§ **TASK BRIEF**:
Restate the full set of records exactly, word for word.

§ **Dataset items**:

»»

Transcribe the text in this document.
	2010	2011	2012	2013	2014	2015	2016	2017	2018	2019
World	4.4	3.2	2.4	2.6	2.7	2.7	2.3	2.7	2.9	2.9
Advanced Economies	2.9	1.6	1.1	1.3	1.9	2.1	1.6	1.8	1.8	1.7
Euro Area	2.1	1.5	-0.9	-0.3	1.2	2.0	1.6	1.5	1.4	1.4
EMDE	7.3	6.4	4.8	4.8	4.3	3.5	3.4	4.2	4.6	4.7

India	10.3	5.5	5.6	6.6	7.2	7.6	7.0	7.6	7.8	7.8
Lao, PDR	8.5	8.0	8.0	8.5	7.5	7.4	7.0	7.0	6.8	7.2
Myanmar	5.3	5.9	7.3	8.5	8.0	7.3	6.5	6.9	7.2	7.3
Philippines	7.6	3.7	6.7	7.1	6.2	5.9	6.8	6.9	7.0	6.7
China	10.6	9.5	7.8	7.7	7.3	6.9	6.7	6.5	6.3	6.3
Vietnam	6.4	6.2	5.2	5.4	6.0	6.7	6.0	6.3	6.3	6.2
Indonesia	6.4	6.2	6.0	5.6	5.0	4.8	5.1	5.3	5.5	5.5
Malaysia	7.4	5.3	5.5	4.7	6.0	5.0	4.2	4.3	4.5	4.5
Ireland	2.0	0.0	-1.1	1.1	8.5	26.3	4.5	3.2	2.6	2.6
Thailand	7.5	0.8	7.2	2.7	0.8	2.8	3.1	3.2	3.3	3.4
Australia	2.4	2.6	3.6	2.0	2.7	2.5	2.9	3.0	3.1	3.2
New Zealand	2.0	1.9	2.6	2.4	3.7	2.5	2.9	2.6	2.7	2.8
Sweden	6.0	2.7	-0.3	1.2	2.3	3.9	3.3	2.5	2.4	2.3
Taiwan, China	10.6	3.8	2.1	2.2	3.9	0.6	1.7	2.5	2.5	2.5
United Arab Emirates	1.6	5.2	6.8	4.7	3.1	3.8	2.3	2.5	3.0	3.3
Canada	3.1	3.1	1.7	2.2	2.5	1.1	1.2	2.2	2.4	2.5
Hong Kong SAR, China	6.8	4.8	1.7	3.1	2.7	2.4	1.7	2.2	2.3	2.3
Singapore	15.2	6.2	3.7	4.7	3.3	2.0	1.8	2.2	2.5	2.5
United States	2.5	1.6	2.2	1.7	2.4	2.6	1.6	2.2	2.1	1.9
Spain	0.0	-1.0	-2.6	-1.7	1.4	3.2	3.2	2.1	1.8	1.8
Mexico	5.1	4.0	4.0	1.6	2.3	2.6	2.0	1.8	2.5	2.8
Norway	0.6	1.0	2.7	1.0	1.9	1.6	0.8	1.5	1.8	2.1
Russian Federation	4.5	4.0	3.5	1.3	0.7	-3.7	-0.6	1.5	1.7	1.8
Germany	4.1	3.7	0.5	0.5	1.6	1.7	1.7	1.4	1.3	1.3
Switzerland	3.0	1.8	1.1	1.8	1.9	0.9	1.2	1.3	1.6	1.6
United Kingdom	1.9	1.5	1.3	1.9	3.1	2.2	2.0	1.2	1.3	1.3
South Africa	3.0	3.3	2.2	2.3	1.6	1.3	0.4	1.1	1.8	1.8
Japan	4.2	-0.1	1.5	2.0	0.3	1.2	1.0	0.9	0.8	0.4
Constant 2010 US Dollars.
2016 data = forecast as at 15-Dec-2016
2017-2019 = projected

««

§ **THE COMPLETED TASK**:
Transcribe the text in this document.
	2010	2011	2012	2013	2014	2015	2016	2017	2018	2019
World	4.4	3.2	2.4	2.6	2.7	2.7	2.3	2.7	2.9	2.9
Advanced Economies	2.9	1.6	1.1	1.3	1.9	2.1	1.6	1.8	1.8	1.7
Euro Area	2.1	1.5	-0.9	-0.3	1.2	2.0	1.6	1.5	1.4	1.4
EMDE	7.3	6.4	4.8	4.8	4.3	3.5	3.4	4.2	4.6	4.7

India	10.3	5.5	5.6	6.6	7.2	7.6	7.0	7.6	7.8	7.8
Lao, PDR	8.5	8.0	8.0	8.5	7.5	7.4	7.0	7.0	6.8	7.2
Myanmar	5.3	5.9	7.3	8.5	8.0	7.3	6.5	6.9	7.2	7.3
Philippines	7.6	3.7	6.7	7.1	6.2	5.9	6.8	6.9	7.0	6.7
China	10.6	9.5	7.8	7.7	7.3	6.9	6.7	6.5	6.3	6.3
Vietnam	6.4	6.2	5.2	5.4	6.0	6.7	6.0	6.3	6.3	6.2
Indonesia	6.4	6.2	6.0	5.6	5.0	4.8	5.1	5.3	5.5	5.5
Malaysia	7.4	5.3	5.5	4.7	6.0	5.0	4.2	4.3	4.5	4.5
Ireland	2.0	0.0	-1.1	1.1	8.5	26.3	4.5	3.2	2.6	2.6
Thailand	7.5	0.8	7.2	2.7	0.8	2.8	3.1	3.2	3.3	3.4
Australia	2.4	2.6	3.6	2.0	2.7	2.5	2.9	3.0	3.1	3.2
New Zealand	2.0	1.9	2.6	2.4	3.7	2.5	2.9	2.6	2.7	2.8
Sweden	6.0	2.7	-0.3	1.2	2.3	3.9	3.3	2.5	2.4	2.3
Taiwan, China	10.6	3.8	2.1	2.2	3.9	0.6	1.7	2.5	2.5	2.5
United Arab Emirates	1.6	5.2	6.8	4.7	3.1	3.8	2.3	2.5	3.0	3.3
Canada	3.1	3.1	1.7	2.2	2.5	1.1	1.2	2.2	2.4	2.5
Hong Kong SAR, China	6.8	4.8	1.7	3.1	2.7	2.4	1.7	2.2	2.3	2.3
Singapore	15.2	6.2	3.7	4.7	3.3	2.0	1.8	2.2	2.5	2.5
United States	2.5	1.6	2.2	1.7	2.4	2.6	1.6	2.2	2.1	1.9
Spain	0.0	-1.0	-2.6	-1.7	1.4	3.2	3.2	2.1	1.8	1.8
Mexico	5.1	4.0	4.0	1.6	2.3	2.6	2.0	1.8	2.5	2.8
Norway	0.6	1.0	2.7	1.0	1.9	1.6	0.8	1.5	1.8	2.1
Russian Federation	4.5	4.0	3.5	1.3	0.7	-3.7	-0.6	1.5	1.7	1.8
Germany	4.1	3.7	0.5	0.5	1.6	1.7	1.7	1.4	1.3	1.3
Switzerland	3.0	1.8	1.1	1.8	1.9	0.9	1.2	1.3	1.6	1.6
United Kingdom	1.9	1.5	1.3	1.9	3.1	2.2	2.0	1.2	1.3	1.3
South Africa	3.0	3.3	2.2	2.3	1.6	1.3	0.4	1.1	1.8	1.8
Japan	4.2	-0.1	1.5	2.0	0.3	1.2	1.0	0.9	0.8	0.4
Constant 2010 US Dollars.
2016 data = forecast as at 15-Dec-2016
2017-2019 = projected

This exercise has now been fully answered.